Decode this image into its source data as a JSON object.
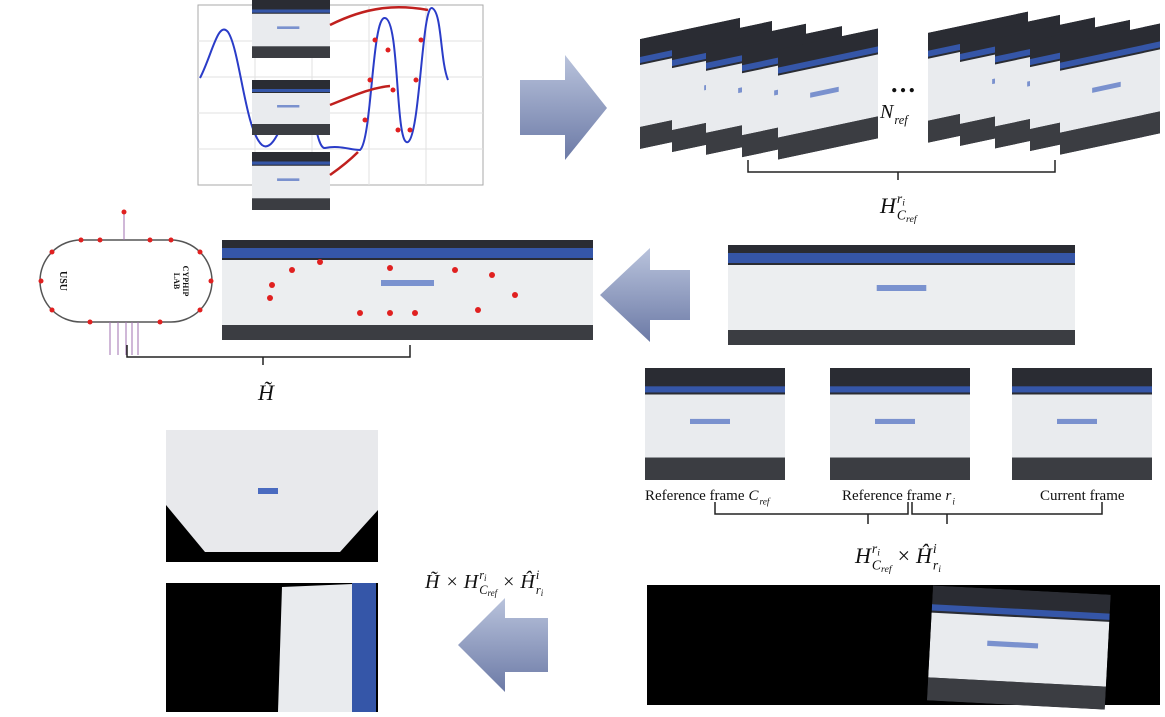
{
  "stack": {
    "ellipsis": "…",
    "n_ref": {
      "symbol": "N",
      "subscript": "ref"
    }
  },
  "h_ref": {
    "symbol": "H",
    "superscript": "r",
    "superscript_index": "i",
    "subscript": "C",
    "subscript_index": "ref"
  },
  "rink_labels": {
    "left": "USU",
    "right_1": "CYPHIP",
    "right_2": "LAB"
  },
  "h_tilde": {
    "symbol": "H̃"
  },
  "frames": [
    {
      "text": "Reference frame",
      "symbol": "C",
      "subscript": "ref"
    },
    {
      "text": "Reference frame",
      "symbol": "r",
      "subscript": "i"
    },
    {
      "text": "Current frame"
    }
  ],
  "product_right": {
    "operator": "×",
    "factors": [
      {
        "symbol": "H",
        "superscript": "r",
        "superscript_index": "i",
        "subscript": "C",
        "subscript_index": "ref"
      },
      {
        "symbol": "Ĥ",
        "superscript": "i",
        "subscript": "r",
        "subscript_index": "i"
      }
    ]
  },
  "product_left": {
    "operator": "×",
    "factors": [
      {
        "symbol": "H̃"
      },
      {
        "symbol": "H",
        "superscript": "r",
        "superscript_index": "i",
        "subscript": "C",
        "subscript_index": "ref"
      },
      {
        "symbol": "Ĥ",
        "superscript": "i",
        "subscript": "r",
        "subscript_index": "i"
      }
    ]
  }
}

INSTRUCTIONS FOR THE TASK ▸
Make an exact copy of the whole listing, but don't bring over any pictures.

RESULT OF THE EXERCISE ▸
Decode this image into its source data as a JSON object.
{
  "stack": {
    "ellipsis": "…",
    "n_ref": {
      "symbol": "N",
      "subscript": "ref"
    }
  },
  "h_ref": {
    "symbol": "H",
    "superscript": "r",
    "superscript_index": "i",
    "subscript": "C",
    "subscript_index": "ref"
  },
  "rink_labels": {
    "left": "USU",
    "right_1": "CYPHIP",
    "right_2": "LAB"
  },
  "h_tilde": {
    "symbol": "H̃"
  },
  "frames": [
    {
      "text": "Reference frame",
      "symbol": "C",
      "subscript": "ref"
    },
    {
      "text": "Reference frame",
      "symbol": "r",
      "subscript": "i"
    },
    {
      "text": "Current frame"
    }
  ],
  "product_right": {
    "operator": "×",
    "factors": [
      {
        "symbol": "H",
        "superscript": "r",
        "superscript_index": "i",
        "subscript": "C",
        "subscript_index": "ref"
      },
      {
        "symbol": "Ĥ",
        "superscript": "i",
        "subscript": "r",
        "subscript_index": "i"
      }
    ]
  },
  "product_left": {
    "operator": "×",
    "factors": [
      {
        "symbol": "H̃"
      },
      {
        "symbol": "H",
        "superscript": "r",
        "superscript_index": "i",
        "subscript": "C",
        "subscript_index": "ref"
      },
      {
        "symbol": "Ĥ",
        "superscript": "i",
        "subscript": "r",
        "subscript_index": "i"
      }
    ]
  }
}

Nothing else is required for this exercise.